WHAT TO DO:
Gather all lines containing the string "resistance" and copy them out.

Dataset rows about figures:
⁂

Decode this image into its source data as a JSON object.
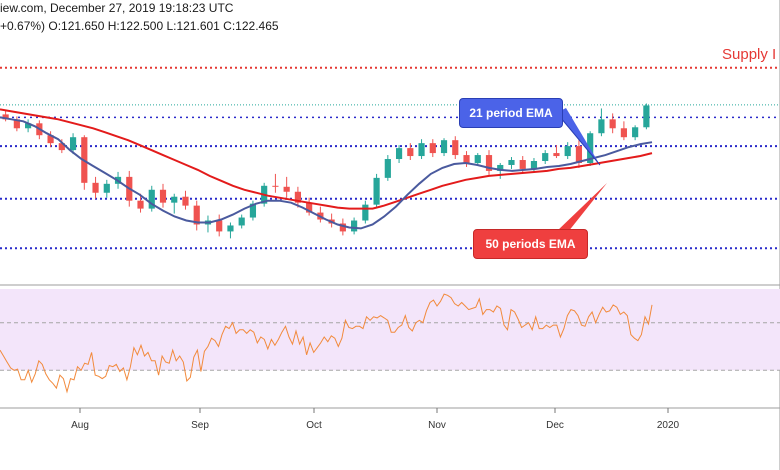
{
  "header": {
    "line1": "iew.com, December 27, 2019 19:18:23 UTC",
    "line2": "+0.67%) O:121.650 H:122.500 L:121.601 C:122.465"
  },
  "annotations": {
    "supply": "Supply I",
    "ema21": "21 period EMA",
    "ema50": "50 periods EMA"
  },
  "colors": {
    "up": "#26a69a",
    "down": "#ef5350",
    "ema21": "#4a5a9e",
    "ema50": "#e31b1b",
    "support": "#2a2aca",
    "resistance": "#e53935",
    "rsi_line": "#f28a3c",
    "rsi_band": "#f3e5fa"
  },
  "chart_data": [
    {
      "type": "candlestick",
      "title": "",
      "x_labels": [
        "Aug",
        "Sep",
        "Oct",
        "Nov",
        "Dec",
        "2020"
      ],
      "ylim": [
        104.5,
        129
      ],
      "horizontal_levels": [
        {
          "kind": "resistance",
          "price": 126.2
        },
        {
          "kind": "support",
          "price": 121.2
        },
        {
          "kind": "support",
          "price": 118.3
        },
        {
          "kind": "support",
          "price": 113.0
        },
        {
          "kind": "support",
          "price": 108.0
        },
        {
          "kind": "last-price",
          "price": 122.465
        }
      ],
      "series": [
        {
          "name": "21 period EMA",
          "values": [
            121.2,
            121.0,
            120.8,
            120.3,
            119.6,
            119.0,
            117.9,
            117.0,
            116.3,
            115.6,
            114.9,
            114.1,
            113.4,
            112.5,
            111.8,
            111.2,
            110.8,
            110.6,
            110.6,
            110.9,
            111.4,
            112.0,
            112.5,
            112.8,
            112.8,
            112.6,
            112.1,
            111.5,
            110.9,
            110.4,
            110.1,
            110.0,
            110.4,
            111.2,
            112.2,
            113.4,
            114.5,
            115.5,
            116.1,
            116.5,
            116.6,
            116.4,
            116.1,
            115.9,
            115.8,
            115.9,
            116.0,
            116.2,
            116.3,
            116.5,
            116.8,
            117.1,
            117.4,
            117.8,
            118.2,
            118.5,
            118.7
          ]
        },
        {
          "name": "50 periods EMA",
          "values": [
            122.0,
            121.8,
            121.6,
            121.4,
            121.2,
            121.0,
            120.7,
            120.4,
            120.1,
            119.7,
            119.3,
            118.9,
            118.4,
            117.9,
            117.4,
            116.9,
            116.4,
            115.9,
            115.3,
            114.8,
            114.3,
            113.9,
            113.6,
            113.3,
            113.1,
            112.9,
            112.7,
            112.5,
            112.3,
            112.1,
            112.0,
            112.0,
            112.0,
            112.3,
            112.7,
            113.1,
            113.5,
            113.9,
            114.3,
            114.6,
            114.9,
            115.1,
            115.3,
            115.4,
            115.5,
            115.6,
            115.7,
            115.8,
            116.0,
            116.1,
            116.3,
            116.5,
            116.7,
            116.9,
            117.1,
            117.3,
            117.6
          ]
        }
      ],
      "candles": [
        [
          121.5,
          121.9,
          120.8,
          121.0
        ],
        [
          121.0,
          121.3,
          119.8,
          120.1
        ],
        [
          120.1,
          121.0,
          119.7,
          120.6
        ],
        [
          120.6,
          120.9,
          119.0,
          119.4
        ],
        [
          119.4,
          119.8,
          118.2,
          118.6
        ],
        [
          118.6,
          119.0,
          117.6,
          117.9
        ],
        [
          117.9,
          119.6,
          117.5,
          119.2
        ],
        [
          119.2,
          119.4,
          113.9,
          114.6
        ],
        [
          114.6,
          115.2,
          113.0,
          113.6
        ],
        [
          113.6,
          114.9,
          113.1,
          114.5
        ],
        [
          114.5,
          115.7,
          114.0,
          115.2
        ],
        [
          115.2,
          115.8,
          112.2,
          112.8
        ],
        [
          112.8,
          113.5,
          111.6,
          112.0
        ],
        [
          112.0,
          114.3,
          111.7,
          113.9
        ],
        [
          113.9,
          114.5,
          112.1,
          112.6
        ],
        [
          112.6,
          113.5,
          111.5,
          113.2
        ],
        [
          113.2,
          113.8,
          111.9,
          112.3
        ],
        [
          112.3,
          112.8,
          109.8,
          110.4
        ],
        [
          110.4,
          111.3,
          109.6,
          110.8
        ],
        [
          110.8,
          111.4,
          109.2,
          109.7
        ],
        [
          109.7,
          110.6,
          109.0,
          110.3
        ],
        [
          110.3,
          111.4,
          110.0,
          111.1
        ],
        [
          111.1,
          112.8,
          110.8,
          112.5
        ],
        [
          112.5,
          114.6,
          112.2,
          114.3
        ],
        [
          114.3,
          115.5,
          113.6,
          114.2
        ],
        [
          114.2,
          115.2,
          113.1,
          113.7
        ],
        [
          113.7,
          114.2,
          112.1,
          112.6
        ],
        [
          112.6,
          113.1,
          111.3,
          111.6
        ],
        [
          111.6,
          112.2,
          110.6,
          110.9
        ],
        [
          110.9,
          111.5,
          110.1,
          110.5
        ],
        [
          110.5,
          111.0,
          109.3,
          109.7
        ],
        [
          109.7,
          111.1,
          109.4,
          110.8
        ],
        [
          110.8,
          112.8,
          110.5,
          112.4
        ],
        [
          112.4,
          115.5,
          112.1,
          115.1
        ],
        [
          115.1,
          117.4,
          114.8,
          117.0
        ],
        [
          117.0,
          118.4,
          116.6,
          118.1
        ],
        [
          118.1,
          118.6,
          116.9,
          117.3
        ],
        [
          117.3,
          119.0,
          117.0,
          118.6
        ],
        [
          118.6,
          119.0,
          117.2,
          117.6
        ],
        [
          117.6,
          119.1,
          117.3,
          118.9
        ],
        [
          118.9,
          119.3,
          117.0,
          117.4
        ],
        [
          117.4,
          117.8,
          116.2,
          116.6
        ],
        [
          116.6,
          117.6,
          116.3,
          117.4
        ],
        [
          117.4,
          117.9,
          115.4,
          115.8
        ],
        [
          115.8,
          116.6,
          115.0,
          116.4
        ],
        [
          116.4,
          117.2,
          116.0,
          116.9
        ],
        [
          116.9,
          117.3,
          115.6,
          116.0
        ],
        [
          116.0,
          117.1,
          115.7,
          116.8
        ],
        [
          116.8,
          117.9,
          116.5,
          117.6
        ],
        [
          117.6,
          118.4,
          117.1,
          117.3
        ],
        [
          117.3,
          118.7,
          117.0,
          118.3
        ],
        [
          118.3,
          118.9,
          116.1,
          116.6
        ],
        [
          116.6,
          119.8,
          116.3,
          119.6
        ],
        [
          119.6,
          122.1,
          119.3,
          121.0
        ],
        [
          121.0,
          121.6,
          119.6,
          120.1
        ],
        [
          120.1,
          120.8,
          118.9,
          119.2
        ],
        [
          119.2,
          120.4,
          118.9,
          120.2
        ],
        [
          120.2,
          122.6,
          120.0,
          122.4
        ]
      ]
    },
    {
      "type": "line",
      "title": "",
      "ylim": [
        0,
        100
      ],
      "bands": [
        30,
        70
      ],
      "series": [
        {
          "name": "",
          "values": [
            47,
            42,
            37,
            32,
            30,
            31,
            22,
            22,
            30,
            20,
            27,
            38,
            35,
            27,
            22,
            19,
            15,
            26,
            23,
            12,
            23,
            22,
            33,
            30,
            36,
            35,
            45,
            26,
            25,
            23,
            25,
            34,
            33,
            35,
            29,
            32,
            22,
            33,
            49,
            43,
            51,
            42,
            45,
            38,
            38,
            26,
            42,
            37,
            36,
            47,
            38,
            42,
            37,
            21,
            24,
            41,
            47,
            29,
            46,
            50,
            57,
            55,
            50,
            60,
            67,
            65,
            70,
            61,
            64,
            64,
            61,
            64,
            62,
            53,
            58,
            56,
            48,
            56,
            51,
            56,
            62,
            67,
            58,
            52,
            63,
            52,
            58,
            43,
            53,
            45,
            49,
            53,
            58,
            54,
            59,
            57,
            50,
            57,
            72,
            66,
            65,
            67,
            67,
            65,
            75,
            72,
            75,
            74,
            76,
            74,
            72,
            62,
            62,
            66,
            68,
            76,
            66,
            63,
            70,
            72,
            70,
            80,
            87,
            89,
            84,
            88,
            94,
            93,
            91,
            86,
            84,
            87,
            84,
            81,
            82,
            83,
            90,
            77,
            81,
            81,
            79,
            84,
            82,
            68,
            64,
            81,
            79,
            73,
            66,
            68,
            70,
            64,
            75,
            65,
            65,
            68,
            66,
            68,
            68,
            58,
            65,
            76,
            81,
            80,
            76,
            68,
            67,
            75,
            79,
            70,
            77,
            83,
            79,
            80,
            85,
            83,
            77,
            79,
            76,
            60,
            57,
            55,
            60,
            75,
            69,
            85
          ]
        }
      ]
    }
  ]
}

⁂

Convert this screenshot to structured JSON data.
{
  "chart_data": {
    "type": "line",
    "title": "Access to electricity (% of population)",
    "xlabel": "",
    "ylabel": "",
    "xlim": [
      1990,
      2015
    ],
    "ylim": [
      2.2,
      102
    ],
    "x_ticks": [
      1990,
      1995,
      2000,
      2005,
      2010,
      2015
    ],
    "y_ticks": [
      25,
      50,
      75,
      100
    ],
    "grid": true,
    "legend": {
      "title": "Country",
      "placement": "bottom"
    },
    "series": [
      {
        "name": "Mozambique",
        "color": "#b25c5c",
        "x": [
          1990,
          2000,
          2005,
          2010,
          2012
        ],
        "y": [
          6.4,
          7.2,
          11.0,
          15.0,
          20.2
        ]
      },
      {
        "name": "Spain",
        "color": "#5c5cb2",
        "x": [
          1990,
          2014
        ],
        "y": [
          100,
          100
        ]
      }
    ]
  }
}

⁂

OUTPUT:
    "resistance": "#e53935",
          "kind": "resistance",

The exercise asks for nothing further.